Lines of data
== == ==

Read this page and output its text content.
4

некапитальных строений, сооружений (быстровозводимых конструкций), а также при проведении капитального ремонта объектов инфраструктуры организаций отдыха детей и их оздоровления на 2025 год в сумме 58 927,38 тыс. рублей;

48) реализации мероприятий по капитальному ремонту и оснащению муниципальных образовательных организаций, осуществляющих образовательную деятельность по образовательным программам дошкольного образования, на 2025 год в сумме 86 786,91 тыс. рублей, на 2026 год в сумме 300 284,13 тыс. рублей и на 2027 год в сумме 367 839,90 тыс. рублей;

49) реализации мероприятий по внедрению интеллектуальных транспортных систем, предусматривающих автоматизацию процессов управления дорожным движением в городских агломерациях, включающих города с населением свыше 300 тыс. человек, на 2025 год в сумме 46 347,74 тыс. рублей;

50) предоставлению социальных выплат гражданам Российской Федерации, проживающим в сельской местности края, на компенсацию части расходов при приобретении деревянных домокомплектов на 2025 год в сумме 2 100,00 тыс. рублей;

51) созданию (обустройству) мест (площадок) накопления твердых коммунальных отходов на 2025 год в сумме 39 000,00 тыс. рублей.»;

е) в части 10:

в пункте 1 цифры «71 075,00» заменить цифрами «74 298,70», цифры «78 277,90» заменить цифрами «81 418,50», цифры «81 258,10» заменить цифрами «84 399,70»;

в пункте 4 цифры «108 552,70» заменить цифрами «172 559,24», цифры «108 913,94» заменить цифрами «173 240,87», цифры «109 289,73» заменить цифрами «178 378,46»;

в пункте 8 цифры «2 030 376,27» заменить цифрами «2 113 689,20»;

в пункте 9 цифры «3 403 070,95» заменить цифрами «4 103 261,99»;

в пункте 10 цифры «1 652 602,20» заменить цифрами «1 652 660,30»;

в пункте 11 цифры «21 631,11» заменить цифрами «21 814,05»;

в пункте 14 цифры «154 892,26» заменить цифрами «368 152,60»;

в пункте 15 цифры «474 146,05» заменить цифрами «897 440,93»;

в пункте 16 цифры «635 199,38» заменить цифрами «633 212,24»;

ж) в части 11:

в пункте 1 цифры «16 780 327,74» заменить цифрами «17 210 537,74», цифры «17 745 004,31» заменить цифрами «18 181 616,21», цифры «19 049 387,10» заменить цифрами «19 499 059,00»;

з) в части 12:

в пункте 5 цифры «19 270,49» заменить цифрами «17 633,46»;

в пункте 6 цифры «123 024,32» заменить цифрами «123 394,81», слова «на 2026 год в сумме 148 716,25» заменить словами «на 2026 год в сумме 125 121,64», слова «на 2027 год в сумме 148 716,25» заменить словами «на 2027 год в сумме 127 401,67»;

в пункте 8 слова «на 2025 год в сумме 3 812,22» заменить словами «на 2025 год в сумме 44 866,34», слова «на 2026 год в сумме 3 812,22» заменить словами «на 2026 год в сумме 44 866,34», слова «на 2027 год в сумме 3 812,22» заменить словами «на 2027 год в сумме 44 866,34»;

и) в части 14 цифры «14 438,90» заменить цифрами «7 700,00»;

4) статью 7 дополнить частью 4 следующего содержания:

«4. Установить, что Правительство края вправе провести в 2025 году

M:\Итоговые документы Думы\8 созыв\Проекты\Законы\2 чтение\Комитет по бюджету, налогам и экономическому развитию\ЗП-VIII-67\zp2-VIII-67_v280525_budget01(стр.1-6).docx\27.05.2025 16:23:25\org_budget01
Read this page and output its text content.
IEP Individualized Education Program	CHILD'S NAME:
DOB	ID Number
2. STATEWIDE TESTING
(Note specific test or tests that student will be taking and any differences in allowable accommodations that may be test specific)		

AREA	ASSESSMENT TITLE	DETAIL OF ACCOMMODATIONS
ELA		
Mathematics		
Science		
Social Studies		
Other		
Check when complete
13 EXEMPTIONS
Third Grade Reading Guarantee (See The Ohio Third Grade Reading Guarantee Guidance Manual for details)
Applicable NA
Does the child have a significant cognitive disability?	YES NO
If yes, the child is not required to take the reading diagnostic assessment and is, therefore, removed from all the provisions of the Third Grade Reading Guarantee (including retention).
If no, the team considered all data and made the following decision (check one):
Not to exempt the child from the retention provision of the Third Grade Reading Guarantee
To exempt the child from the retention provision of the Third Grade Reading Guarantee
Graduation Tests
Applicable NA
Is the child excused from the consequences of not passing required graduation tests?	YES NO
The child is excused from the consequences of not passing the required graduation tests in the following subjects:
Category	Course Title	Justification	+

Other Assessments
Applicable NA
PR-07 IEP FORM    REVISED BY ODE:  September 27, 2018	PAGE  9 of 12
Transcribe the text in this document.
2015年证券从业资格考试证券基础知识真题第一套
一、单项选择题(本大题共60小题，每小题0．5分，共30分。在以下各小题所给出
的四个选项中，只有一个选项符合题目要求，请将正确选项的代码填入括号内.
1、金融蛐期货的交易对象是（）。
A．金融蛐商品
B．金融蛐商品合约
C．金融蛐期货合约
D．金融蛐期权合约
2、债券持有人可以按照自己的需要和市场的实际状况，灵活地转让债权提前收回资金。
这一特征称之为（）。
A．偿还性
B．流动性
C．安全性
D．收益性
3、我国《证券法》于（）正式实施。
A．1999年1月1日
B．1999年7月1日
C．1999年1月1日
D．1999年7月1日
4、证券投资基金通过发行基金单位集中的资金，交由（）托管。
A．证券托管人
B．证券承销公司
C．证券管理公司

== == ==

* _WRITTEN TASK_: Output, unchanged, the lines from the line with "Transcribe the text in this document." through the final line of the material.

* _SOLVED PROBLEM_:
Transcribe the text in this document.
2015年证券从业资格考试证券基础知识真题第一套
一、单项选择题(本大题共60小题，每小题0．5分，共30分。在以下各小题所给出
的四个选项中，只有一个选项符合题目要求，请将正确选项的代码填入括号内.
1、金融蛐期货的交易对象是（）。
A．金融蛐商品
B．金融蛐商品合约
C．金融蛐期货合约
D．金融蛐期权合约
2、债券持有人可以按照自己的需要和市场的实际状况，灵活地转让债权提前收回资金。
这一特征称之为（）。
A．偿还性
B．流动性
C．安全性
D．收益性
3、我国《证券法》于（）正式实施。
A．1999年1月1日
B．1999年7月1日
C．1999年1月1日
D．1999年7月1日
4、证券投资基金通过发行基金单位集中的资金，交由（）托管。
A．证券托管人
B．证券承销公司
C．证券管理公司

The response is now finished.